_Aim:_ Go through the lines below and copy each one that holds the string "description".

────────────────────────────────────────

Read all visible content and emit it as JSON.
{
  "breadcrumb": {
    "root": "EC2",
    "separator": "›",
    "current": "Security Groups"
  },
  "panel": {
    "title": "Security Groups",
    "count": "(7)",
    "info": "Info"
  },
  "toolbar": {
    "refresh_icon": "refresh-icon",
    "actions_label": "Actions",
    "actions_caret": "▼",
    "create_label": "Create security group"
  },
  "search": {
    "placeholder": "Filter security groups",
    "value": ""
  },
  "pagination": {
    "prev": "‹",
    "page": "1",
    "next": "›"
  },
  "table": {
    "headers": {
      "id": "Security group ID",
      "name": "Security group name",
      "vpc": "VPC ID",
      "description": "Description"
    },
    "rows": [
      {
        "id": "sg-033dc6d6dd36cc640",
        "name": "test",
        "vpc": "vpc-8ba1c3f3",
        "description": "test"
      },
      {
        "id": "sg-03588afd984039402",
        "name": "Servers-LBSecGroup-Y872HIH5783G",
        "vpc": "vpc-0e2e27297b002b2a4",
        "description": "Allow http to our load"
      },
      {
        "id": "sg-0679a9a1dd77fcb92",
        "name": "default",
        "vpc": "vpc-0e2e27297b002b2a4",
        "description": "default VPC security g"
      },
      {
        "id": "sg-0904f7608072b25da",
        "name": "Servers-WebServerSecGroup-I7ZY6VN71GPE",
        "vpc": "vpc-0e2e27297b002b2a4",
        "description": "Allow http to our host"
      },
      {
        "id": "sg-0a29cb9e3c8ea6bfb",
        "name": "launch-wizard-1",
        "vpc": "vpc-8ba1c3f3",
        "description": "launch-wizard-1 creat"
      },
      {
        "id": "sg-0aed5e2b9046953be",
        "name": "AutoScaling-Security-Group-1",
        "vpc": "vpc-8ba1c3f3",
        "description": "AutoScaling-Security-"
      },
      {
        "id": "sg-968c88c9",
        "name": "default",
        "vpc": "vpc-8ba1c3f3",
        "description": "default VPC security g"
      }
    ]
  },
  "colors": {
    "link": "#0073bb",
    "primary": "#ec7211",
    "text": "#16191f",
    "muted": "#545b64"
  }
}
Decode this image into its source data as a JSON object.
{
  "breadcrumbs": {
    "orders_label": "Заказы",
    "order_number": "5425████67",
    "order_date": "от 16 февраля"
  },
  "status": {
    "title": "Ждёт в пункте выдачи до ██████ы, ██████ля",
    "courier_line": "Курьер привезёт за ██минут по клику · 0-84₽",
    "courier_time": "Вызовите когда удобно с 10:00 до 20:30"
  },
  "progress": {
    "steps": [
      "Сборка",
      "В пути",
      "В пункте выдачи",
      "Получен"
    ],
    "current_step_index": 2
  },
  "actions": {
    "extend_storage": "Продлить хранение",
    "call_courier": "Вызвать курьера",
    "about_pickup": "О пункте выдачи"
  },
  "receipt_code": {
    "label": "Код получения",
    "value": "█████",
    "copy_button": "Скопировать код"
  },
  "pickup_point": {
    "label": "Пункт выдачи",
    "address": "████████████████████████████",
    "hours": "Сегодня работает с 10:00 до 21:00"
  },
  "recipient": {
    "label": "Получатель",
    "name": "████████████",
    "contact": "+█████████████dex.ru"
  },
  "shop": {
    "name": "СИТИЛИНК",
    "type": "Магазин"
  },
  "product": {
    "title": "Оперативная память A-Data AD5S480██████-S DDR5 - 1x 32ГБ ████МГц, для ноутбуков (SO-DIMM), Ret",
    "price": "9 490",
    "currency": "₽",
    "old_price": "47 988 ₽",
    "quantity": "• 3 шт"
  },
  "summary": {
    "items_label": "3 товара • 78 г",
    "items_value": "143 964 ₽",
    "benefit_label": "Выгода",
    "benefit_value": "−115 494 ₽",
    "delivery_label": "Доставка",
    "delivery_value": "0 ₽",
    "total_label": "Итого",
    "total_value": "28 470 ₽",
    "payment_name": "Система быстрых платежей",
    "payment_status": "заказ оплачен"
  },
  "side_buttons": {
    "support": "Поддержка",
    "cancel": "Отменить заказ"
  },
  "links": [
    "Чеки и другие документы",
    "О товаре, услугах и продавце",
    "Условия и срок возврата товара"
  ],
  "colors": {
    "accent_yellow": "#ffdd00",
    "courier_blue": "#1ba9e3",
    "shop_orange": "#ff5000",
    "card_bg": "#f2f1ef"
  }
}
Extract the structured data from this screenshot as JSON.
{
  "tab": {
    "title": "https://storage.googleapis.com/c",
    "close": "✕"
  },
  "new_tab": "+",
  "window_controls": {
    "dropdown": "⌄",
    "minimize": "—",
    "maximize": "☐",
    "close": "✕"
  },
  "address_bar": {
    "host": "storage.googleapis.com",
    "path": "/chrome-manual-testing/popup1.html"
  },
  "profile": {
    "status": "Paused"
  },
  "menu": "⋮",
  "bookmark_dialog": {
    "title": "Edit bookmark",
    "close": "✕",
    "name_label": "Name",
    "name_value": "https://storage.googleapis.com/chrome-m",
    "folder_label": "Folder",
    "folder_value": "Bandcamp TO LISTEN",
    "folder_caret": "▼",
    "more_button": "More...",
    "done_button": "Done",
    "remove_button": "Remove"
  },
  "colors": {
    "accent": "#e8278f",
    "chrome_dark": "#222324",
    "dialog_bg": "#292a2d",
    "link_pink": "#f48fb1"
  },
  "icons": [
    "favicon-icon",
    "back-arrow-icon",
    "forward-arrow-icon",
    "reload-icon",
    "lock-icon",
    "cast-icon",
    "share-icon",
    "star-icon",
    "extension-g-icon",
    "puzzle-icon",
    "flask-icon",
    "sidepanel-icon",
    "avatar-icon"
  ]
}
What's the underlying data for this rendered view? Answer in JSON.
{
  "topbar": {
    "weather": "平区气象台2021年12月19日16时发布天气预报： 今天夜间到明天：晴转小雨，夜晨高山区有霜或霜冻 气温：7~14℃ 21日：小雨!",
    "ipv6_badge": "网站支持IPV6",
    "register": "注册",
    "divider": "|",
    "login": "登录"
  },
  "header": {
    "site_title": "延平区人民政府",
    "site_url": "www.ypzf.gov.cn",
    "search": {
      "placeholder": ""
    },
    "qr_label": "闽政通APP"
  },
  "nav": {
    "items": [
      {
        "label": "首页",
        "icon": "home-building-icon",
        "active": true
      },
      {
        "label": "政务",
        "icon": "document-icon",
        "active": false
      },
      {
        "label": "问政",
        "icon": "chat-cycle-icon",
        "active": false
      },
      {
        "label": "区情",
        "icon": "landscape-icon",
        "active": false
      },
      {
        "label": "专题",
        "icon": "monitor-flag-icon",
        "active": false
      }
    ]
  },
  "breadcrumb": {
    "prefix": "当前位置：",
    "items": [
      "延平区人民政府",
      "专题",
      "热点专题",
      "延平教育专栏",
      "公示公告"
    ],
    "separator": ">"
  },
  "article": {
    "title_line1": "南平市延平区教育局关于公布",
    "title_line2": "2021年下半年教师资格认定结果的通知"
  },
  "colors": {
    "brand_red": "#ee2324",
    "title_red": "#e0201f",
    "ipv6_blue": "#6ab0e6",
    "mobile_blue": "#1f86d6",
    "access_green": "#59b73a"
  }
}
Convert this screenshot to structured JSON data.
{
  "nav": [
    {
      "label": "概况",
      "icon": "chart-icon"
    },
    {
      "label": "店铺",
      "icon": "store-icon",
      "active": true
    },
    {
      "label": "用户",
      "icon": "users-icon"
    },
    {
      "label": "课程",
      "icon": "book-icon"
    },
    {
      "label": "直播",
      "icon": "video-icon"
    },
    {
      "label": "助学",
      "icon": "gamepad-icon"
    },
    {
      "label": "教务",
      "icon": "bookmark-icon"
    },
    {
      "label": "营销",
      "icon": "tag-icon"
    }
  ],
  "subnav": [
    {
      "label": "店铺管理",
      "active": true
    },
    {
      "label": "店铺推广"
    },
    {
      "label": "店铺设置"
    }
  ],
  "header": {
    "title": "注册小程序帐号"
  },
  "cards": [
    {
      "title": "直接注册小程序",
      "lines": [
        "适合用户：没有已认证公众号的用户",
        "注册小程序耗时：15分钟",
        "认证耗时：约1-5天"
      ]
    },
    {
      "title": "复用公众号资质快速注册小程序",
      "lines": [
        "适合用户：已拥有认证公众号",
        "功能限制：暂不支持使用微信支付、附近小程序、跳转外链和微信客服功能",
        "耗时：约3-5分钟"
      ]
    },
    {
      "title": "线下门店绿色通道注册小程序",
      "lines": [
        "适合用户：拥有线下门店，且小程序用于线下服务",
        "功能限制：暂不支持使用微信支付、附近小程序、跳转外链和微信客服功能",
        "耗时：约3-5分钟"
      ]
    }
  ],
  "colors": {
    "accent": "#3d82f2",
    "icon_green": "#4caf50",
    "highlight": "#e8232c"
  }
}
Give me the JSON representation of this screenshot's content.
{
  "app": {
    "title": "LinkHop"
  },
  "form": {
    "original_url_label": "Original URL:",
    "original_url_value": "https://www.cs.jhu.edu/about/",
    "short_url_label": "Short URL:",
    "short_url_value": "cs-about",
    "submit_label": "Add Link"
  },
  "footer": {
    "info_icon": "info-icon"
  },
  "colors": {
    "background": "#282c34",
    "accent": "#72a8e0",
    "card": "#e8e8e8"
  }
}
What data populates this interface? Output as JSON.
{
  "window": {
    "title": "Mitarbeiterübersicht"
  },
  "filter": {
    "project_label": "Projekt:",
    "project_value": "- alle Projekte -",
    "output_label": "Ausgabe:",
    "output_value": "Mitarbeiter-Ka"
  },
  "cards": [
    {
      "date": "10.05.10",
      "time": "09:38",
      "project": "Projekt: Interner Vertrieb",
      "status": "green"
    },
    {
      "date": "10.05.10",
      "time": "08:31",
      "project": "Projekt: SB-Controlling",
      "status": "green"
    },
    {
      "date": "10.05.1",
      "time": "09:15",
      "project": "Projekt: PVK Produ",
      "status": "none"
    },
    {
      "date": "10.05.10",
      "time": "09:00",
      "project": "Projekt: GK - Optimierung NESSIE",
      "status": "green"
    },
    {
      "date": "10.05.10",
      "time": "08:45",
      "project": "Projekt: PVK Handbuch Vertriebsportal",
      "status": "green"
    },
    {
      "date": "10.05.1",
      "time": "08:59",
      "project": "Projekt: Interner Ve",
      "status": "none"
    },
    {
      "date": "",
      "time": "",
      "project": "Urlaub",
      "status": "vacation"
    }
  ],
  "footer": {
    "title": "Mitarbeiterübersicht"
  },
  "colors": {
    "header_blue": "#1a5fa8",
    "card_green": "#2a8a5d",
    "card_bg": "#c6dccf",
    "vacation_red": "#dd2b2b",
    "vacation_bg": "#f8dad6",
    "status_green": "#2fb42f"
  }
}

────────────────────────────────────────

_Result of this exercise:_
      "description": "Description"
        "description": "test"
        "description": "Allow http to our load"
        "description": "default VPC security g"
        "description": "Allow http to our host"
        "description": "launch-wizard-1 creat"
        "description": "AutoScaling-Security-"
        "description": "default VPC security g"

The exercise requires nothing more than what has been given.